Copy out the listing that follows, exactly, without its pictures.
[SUPPLIED RECORDS start]
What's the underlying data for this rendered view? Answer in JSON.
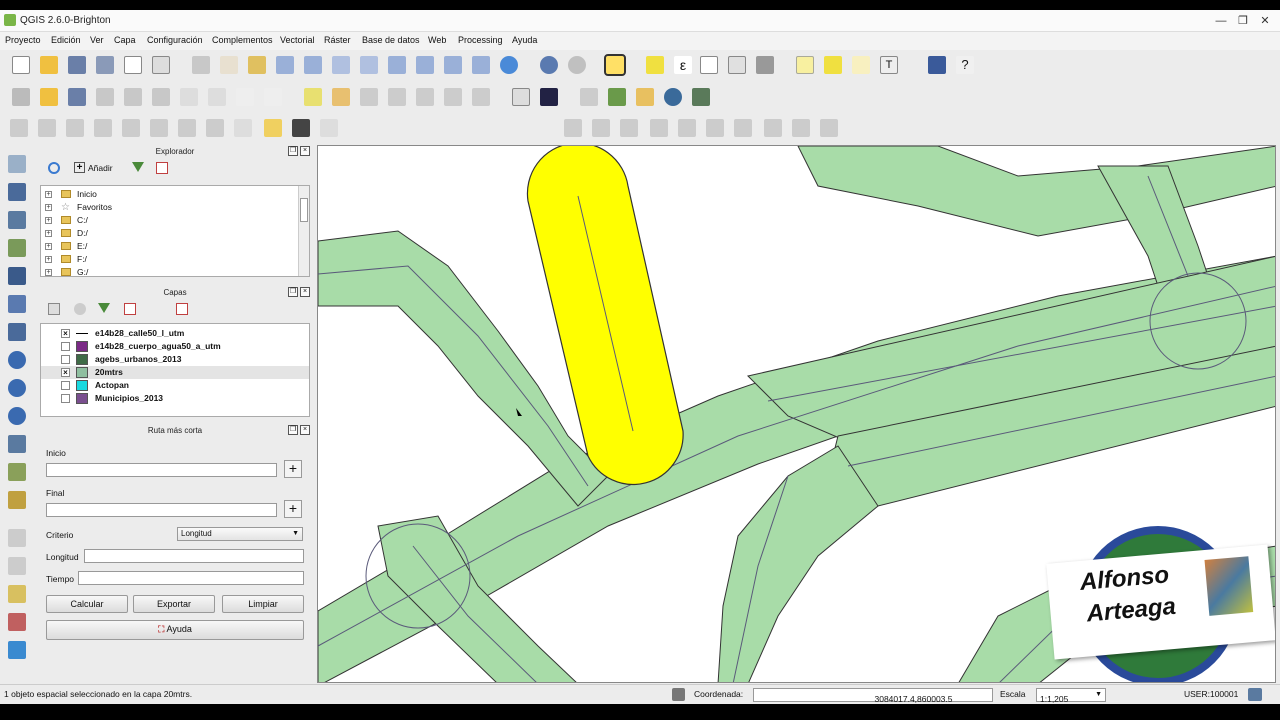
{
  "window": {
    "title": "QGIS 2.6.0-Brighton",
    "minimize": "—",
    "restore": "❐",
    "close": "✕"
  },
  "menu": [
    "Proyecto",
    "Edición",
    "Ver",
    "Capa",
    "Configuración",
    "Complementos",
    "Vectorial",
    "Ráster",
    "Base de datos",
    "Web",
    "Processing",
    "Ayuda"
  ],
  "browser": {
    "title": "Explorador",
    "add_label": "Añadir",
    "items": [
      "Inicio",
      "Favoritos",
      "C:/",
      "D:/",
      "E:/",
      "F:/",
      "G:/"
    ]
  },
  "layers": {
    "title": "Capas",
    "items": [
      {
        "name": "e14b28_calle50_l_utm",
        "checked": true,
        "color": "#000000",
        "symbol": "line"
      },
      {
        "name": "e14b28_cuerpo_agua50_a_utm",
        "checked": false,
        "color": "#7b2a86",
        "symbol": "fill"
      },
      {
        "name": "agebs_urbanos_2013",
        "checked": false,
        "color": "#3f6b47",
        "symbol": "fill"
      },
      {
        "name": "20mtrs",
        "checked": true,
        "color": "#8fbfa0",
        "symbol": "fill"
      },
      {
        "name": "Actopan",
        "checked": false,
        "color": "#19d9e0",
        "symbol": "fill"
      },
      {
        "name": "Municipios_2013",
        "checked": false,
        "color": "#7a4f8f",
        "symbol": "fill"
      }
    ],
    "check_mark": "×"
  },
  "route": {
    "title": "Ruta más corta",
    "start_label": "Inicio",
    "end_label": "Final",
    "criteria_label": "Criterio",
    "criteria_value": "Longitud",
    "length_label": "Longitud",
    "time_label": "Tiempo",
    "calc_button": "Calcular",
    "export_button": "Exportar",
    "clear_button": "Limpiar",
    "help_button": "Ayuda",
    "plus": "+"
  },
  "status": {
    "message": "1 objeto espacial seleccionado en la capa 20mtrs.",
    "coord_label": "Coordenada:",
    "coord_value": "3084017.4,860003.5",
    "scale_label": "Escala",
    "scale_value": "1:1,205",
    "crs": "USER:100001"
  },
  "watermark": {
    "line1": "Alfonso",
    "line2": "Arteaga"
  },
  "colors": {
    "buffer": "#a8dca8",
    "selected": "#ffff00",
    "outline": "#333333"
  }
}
[SUPPLIED RECORDS end]
### SOLUTION FOR THIS EXERCISE
What's the underlying data for this rendered view? Answer in JSON.
{
  "window": {
    "title": "QGIS 2.6.0-Brighton",
    "minimize": "—",
    "restore": "❐",
    "close": "✕"
  },
  "menu": [
    "Proyecto",
    "Edición",
    "Ver",
    "Capa",
    "Configuración",
    "Complementos",
    "Vectorial",
    "Ráster",
    "Base de datos",
    "Web",
    "Processing",
    "Ayuda"
  ],
  "browser": {
    "title": "Explorador",
    "add_label": "Añadir",
    "items": [
      "Inicio",
      "Favoritos",
      "C:/",
      "D:/",
      "E:/",
      "F:/",
      "G:/"
    ]
  },
  "layers": {
    "title": "Capas",
    "items": [
      {
        "name": "e14b28_calle50_l_utm",
        "checked": true,
        "color": "#000000",
        "symbol": "line"
      },
      {
        "name": "e14b28_cuerpo_agua50_a_utm",
        "checked": false,
        "color": "#7b2a86",
        "symbol": "fill"
      },
      {
        "name": "agebs_urbanos_2013",
        "checked": false,
        "color": "#3f6b47",
        "symbol": "fill"
      },
      {
        "name": "20mtrs",
        "checked": true,
        "color": "#8fbfa0",
        "symbol": "fill"
      },
      {
        "name": "Actopan",
        "checked": false,
        "color": "#19d9e0",
        "symbol": "fill"
      },
      {
        "name": "Municipios_2013",
        "checked": false,
        "color": "#7a4f8f",
        "symbol": "fill"
      }
    ],
    "check_mark": "×"
  },
  "route": {
    "title": "Ruta más corta",
    "start_label": "Inicio",
    "end_label": "Final",
    "criteria_label": "Criterio",
    "criteria_value": "Longitud",
    "length_label": "Longitud",
    "time_label": "Tiempo",
    "calc_button": "Calcular",
    "export_button": "Exportar",
    "clear_button": "Limpiar",
    "help_button": "Ayuda",
    "plus": "+"
  },
  "status": {
    "message": "1 objeto espacial seleccionado en la capa 20mtrs.",
    "coord_label": "Coordenada:",
    "coord_value": "3084017.4,860003.5",
    "scale_label": "Escala",
    "scale_value": "1:1,205",
    "crs": "USER:100001"
  },
  "watermark": {
    "line1": "Alfonso",
    "line2": "Arteaga"
  },
  "colors": {
    "buffer": "#a8dca8",
    "selected": "#ffff00",
    "outline": "#333333"
  }
}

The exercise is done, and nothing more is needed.